> _OBJECTIVE_
Extract the data exactly, missing nothing.

> _EXERCISE MATERIALS_
---

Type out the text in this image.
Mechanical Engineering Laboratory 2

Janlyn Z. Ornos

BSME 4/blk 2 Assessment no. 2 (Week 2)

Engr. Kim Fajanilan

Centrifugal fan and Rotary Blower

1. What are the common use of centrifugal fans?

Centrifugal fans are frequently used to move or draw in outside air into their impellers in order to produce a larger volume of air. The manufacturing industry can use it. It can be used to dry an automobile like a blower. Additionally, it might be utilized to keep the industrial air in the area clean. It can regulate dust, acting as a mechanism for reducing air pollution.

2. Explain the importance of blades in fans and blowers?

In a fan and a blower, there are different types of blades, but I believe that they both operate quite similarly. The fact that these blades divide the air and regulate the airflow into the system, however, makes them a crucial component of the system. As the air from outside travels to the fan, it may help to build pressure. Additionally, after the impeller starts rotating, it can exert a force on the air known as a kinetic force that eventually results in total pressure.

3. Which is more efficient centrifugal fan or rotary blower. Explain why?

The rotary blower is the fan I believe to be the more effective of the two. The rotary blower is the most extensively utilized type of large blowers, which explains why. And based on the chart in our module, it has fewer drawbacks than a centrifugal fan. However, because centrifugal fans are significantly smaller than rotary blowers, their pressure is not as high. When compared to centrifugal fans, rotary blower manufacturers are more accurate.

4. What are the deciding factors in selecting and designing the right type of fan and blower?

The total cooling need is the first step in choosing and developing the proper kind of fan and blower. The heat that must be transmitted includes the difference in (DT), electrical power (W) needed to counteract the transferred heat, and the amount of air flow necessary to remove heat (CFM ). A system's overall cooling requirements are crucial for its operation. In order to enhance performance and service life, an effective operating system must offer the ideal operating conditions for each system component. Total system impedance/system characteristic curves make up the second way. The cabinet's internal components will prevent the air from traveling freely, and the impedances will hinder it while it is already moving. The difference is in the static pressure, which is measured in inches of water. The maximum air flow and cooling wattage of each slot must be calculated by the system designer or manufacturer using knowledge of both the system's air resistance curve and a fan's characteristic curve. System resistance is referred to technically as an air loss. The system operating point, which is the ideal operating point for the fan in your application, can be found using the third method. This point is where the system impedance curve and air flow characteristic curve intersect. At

---

> _RESPONSE TO THIS EXERCISE_
Type out the text in this image.
Mechanical Engineering Laboratory 2

Janlyn Z. Ornos

BSME 4/blk 2 Assessment no. 2 (Week 2)

Engr. Kim Fajanilan

Centrifugal fan and Rotary Blower

1. What are the common use of centrifugal fans?

Centrifugal fans are frequently used to move or draw in outside air into their impellers in order to produce a larger volume of air. The manufacturing industry can use it. It can be used to dry an automobile like a blower. Additionally, it might be utilized to keep the industrial air in the area clean. It can regulate dust, acting as a mechanism for reducing air pollution.

2. Explain the importance of blades in fans and blowers?

In a fan and a blower, there are different types of blades, but I believe that they both operate quite similarly. The fact that these blades divide the air and regulate the airflow into the system, however, makes them a crucial component of the system. As the air from outside travels to the fan, it may help to build pressure. Additionally, after the impeller starts rotating, it can exert a force on the air known as a kinetic force that eventually results in total pressure.

3. Which is more efficient centrifugal fan or rotary blower. Explain why?

The rotary blower is the fan I believe to be the more effective of the two. The rotary blower is the most extensively utilized type of large blowers, which explains why. And based on the chart in our module, it has fewer drawbacks than a centrifugal fan. However, because centrifugal fans are significantly smaller than rotary blowers, their pressure is not as high. When compared to centrifugal fans, rotary blower manufacturers are more accurate.

4. What are the deciding factors in selecting and designing the right type of fan and blower?

The total cooling need is the first step in choosing and developing the proper kind of fan and blower. The heat that must be transmitted includes the difference in (DT), electrical power (W) needed to counteract the transferred heat, and the amount of air flow necessary to remove heat (CFM ). A system's overall cooling requirements are crucial for its operation. In order to enhance performance and service life, an effective operating system must offer the ideal operating conditions for each system component. Total system impedance/system characteristic curves make up the second way. The cabinet's internal components will prevent the air from traveling freely, and the impedances will hinder it while it is already moving. The difference is in the static pressure, which is measured in inches of water. The maximum air flow and cooling wattage of each slot must be calculated by the system designer or manufacturer using knowledge of both the system's air resistance curve and a fan's characteristic curve. System resistance is referred to technically as an air loss. The system operating point, which is the ideal operating point for the fan in your application, can be found using the third method. This point is where the system impedance curve and air flow characteristic curve intersect. At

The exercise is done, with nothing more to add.